» WRITTEN PROBLEM:
For this exercise, repeat all of the material verbatim apart from its images.

___

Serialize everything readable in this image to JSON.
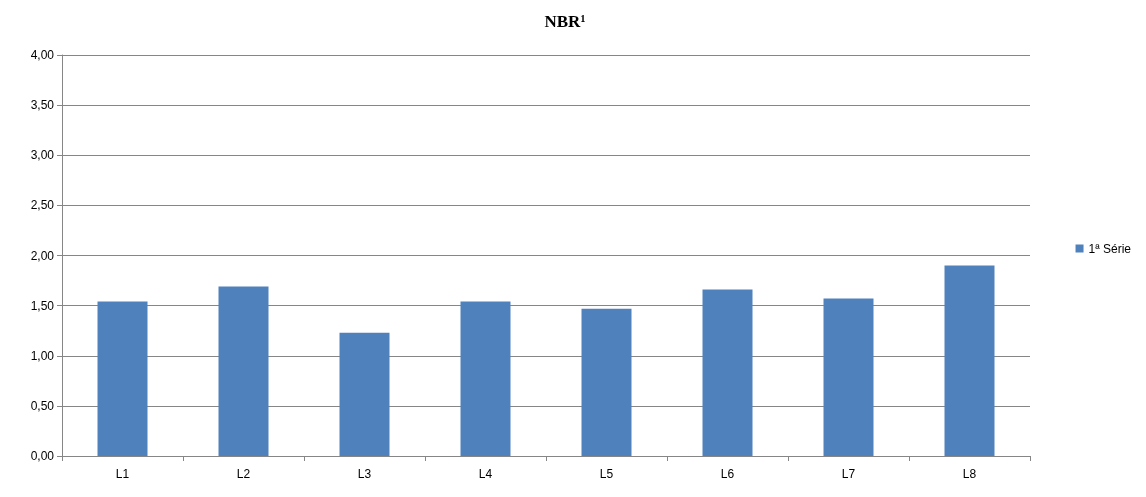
{
  "chart_data": {
    "type": "bar",
    "title": "NBR¹",
    "categories": [
      "L1",
      "L2",
      "L3",
      "L4",
      "L5",
      "L6",
      "L7",
      "L8"
    ],
    "series": [
      {
        "name": "1ª Série",
        "color": "#4f81bd",
        "values": [
          1.54,
          1.69,
          1.23,
          1.54,
          1.47,
          1.66,
          1.57,
          1.9
        ]
      }
    ],
    "ylim": [
      0,
      4
    ],
    "yticks": [
      {
        "value": 0,
        "label": "0,00"
      },
      {
        "value": 0.5,
        "label": "0,50"
      },
      {
        "value": 1,
        "label": "1,00"
      },
      {
        "value": 1.5,
        "label": "1,50"
      },
      {
        "value": 2,
        "label": "2,00"
      },
      {
        "value": 2.5,
        "label": "2,50"
      },
      {
        "value": 3,
        "label": "3,00"
      },
      {
        "value": 3.5,
        "label": "3,50"
      },
      {
        "value": 4,
        "label": "4,00"
      }
    ],
    "grid": "y",
    "legend": "right"
  }
}
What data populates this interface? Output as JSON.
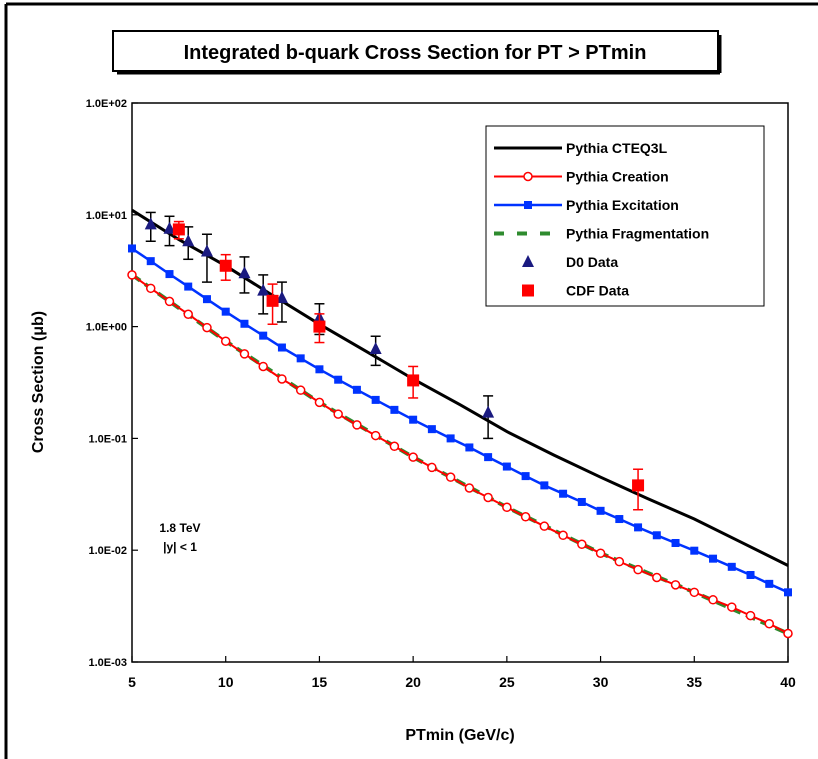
{
  "chart_data": {
    "type": "line",
    "title": "Integrated b-quark Cross Section for PT > PTmin",
    "xlabel": "PTmin  (GeV/c)",
    "ylabel": "Cross Section (μb)",
    "xlim": [
      5,
      40
    ],
    "ylim": [
      0.001,
      100
    ],
    "y_scale": "log",
    "x_ticks": [
      5,
      10,
      15,
      20,
      25,
      30,
      35,
      40
    ],
    "y_tick_values": [
      0.001,
      0.01,
      0.1,
      1,
      10,
      100
    ],
    "y_tick_labels": [
      "1.0E-03",
      "1.0E-02",
      "1.0E-01",
      "1.0E+00",
      "1.0E+01",
      "1.0E+02"
    ],
    "grid": false,
    "legend_position": "top-right",
    "annotation_lines": [
      "1.8 TeV",
      "|y| < 1"
    ],
    "colors": {
      "cteq3l": "#000000",
      "creation": "#ff0000",
      "excitation": "#0033ff",
      "fragmentation": "#2e8b2e",
      "d0": "#1a1a80",
      "cdf": "#ff0000"
    },
    "series": [
      {
        "name": "Pythia CTEQ3L",
        "style": "line",
        "x": [
          5,
          7.5,
          10,
          12.5,
          15,
          17.5,
          20,
          22.5,
          25,
          27.5,
          30,
          32.5,
          35,
          37.5,
          40
        ],
        "values": [
          11.0,
          6.0,
          3.5,
          1.9,
          1.05,
          0.6,
          0.34,
          0.2,
          0.115,
          0.071,
          0.045,
          0.029,
          0.019,
          0.0118,
          0.0073
        ]
      },
      {
        "name": "Pythia Creation",
        "style": "line-open-circle",
        "x": [
          5,
          6,
          7,
          8,
          9,
          10,
          11,
          12,
          13,
          14,
          15,
          16,
          17,
          18,
          19,
          20,
          21,
          22,
          23,
          24,
          25,
          26,
          27,
          28,
          29,
          30,
          31,
          32,
          33,
          34,
          35,
          36,
          37,
          38,
          39,
          40
        ],
        "values": [
          2.9,
          2.2,
          1.68,
          1.29,
          0.98,
          0.74,
          0.57,
          0.44,
          0.34,
          0.27,
          0.21,
          0.165,
          0.132,
          0.106,
          0.085,
          0.068,
          0.055,
          0.045,
          0.036,
          0.0296,
          0.0242,
          0.0199,
          0.0164,
          0.0136,
          0.0113,
          0.0094,
          0.0079,
          0.0067,
          0.0057,
          0.0049,
          0.0042,
          0.0036,
          0.0031,
          0.0026,
          0.0022,
          0.0018
        ]
      },
      {
        "name": "Pythia Excitation",
        "style": "line-square",
        "x": [
          5,
          6,
          7,
          8,
          9,
          10,
          11,
          12,
          13,
          14,
          15,
          16,
          17,
          18,
          19,
          20,
          21,
          22,
          23,
          24,
          25,
          26,
          27,
          28,
          29,
          30,
          31,
          32,
          33,
          34,
          35,
          36,
          37,
          38,
          39,
          40
        ],
        "values": [
          5.0,
          3.85,
          2.95,
          2.28,
          1.76,
          1.36,
          1.06,
          0.83,
          0.65,
          0.52,
          0.415,
          0.335,
          0.272,
          0.221,
          0.18,
          0.147,
          0.121,
          0.1,
          0.083,
          0.068,
          0.056,
          0.046,
          0.038,
          0.032,
          0.027,
          0.0225,
          0.019,
          0.016,
          0.0136,
          0.0116,
          0.0099,
          0.0084,
          0.0071,
          0.006,
          0.005,
          0.0042
        ]
      },
      {
        "name": "Pythia Fragmentation",
        "style": "dashed",
        "x": [
          5,
          10,
          15,
          20,
          25,
          30,
          35,
          40
        ],
        "values": [
          2.9,
          0.74,
          0.21,
          0.068,
          0.0242,
          0.0094,
          0.0042,
          0.0018
        ]
      },
      {
        "name": "D0 Data",
        "style": "triangle",
        "x": [
          6,
          7,
          8,
          9,
          11,
          12,
          13,
          15,
          18,
          24
        ],
        "values": [
          8.2,
          7.5,
          5.8,
          4.7,
          3.0,
          2.1,
          1.8,
          1.2,
          0.63,
          0.17
        ],
        "err_low": [
          5.8,
          5.3,
          4.0,
          2.5,
          2.0,
          1.3,
          1.1,
          0.85,
          0.45,
          0.1
        ],
        "err_high": [
          10.5,
          9.7,
          7.8,
          6.7,
          4.2,
          2.9,
          2.5,
          1.6,
          0.82,
          0.24
        ]
      },
      {
        "name": "CDF Data",
        "style": "square",
        "x": [
          7.5,
          10,
          12.5,
          15,
          20,
          32
        ],
        "values": [
          7.4,
          3.5,
          1.7,
          1.0,
          0.33,
          0.038
        ],
        "err_low": [
          6.1,
          2.6,
          1.05,
          0.72,
          0.23,
          0.023
        ],
        "err_high": [
          8.7,
          4.4,
          2.4,
          1.3,
          0.44,
          0.053
        ]
      }
    ]
  }
}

___

» TASK RESULT:
Serialize everything readable in this image to JSON.
{
  "chart_data": {
    "type": "bar",
    "title": "NBR¹",
    "categories": [
      "L1",
      "L2",
      "L3",
      "L4",
      "L5",
      "L6",
      "L7",
      "L8"
    ],
    "series": [
      {
        "name": "1ª Série",
        "color": "#4f81bd",
        "values": [
          1.54,
          1.69,
          1.23,
          1.54,
          1.47,
          1.66,
          1.57,
          1.9
        ]
      }
    ],
    "ylim": [
      0,
      4
    ],
    "yticks": [
      {
        "value": 0,
        "label": "0,00"
      },
      {
        "value": 0.5,
        "label": "0,50"
      },
      {
        "value": 1,
        "label": "1,00"
      },
      {
        "value": 1.5,
        "label": "1,50"
      },
      {
        "value": 2,
        "label": "2,00"
      },
      {
        "value": 2.5,
        "label": "2,50"
      },
      {
        "value": 3,
        "label": "3,00"
      },
      {
        "value": 3.5,
        "label": "3,50"
      },
      {
        "value": 4,
        "label": "4,00"
      }
    ],
    "grid": "y",
    "legend": "right"
  }
}
What data populates this interface? Output as JSON.
{
  "chart_data": {
    "type": "line",
    "title": "Integrated b-quark Cross Section for PT > PTmin",
    "xlabel": "PTmin  (GeV/c)",
    "ylabel": "Cross Section (μb)",
    "xlim": [
      5,
      40
    ],
    "ylim": [
      0.001,
      100
    ],
    "y_scale": "log",
    "x_ticks": [
      5,
      10,
      15,
      20,
      25,
      30,
      35,
      40
    ],
    "y_tick_values": [
      0.001,
      0.01,
      0.1,
      1,
      10,
      100
    ],
    "y_tick_labels": [
      "1.0E-03",
      "1.0E-02",
      "1.0E-01",
      "1.0E+00",
      "1.0E+01",
      "1.0E+02"
    ],
    "grid": false,
    "legend_position": "top-right",
    "annotation_lines": [
      "1.8 TeV",
      "|y| < 1"
    ],
    "colors": {
      "cteq3l": "#000000",
      "creation": "#ff0000",
      "excitation": "#0033ff",
      "fragmentation": "#2e8b2e",
      "d0": "#1a1a80",
      "cdf": "#ff0000"
    },
    "series": [
      {
        "name": "Pythia CTEQ3L",
        "style": "line",
        "x": [
          5,
          7.5,
          10,
          12.5,
          15,
          17.5,
          20,
          22.5,
          25,
          27.5,
          30,
          32.5,
          35,
          37.5,
          40
        ],
        "values": [
          11.0,
          6.0,
          3.5,
          1.9,
          1.05,
          0.6,
          0.34,
          0.2,
          0.115,
          0.071,
          0.045,
          0.029,
          0.019,
          0.0118,
          0.0073
        ]
      },
      {
        "name": "Pythia Creation",
        "style": "line-open-circle",
        "x": [
          5,
          6,
          7,
          8,
          9,
          10,
          11,
          12,
          13,
          14,
          15,
          16,
          17,
          18,
          19,
          20,
          21,
          22,
          23,
          24,
          25,
          26,
          27,
          28,
          29,
          30,
          31,
          32,
          33,
          34,
          35,
          36,
          37,
          38,
          39,
          40
        ],
        "values": [
          2.9,
          2.2,
          1.68,
          1.29,
          0.98,
          0.74,
          0.57,
          0.44,
          0.34,
          0.27,
          0.21,
          0.165,
          0.132,
          0.106,
          0.085,
          0.068,
          0.055,
          0.045,
          0.036,
          0.0296,
          0.0242,
          0.0199,
          0.0164,
          0.0136,
          0.0113,
          0.0094,
          0.0079,
          0.0067,
          0.0057,
          0.0049,
          0.0042,
          0.0036,
          0.0031,
          0.0026,
          0.0022,
          0.0018
        ]
      },
      {
        "name": "Pythia Excitation",
        "style": "line-square",
        "x": [
          5,
          6,
          7,
          8,
          9,
          10,
          11,
          12,
          13,
          14,
          15,
          16,
          17,
          18,
          19,
          20,
          21,
          22,
          23,
          24,
          25,
          26,
          27,
          28,
          29,
          30,
          31,
          32,
          33,
          34,
          35,
          36,
          37,
          38,
          39,
          40
        ],
        "values": [
          5.0,
          3.85,
          2.95,
          2.28,
          1.76,
          1.36,
          1.06,
          0.83,
          0.65,
          0.52,
          0.415,
          0.335,
          0.272,
          0.221,
          0.18,
          0.147,
          0.121,
          0.1,
          0.083,
          0.068,
          0.056,
          0.046,
          0.038,
          0.032,
          0.027,
          0.0225,
          0.019,
          0.016,
          0.0136,
          0.0116,
          0.0099,
          0.0084,
          0.0071,
          0.006,
          0.005,
          0.0042
        ]
      },
      {
        "name": "Pythia Fragmentation",
        "style": "dashed",
        "x": [
          5,
          10,
          15,
          20,
          25,
          30,
          35,
          40
        ],
        "values": [
          2.9,
          0.74,
          0.21,
          0.068,
          0.0242,
          0.0094,
          0.0042,
          0.0018
        ]
      },
      {
        "name": "D0 Data",
        "style": "triangle",
        "x": [
          6,
          7,
          8,
          9,
          11,
          12,
          13,
          15,
          18,
          24
        ],
        "values": [
          8.2,
          7.5,
          5.8,
          4.7,
          3.0,
          2.1,
          1.8,
          1.2,
          0.63,
          0.17
        ],
        "err_low": [
          5.8,
          5.3,
          4.0,
          2.5,
          2.0,
          1.3,
          1.1,
          0.85,
          0.45,
          0.1
        ],
        "err_high": [
          10.5,
          9.7,
          7.8,
          6.7,
          4.2,
          2.9,
          2.5,
          1.6,
          0.82,
          0.24
        ]
      },
      {
        "name": "CDF Data",
        "style": "square",
        "x": [
          7.5,
          10,
          12.5,
          15,
          20,
          32
        ],
        "values": [
          7.4,
          3.5,
          1.7,
          1.0,
          0.33,
          0.038
        ],
        "err_low": [
          6.1,
          2.6,
          1.05,
          0.72,
          0.23,
          0.023
        ],
        "err_high": [
          8.7,
          4.4,
          2.4,
          1.3,
          0.44,
          0.053
        ]
      }
    ]
  }
}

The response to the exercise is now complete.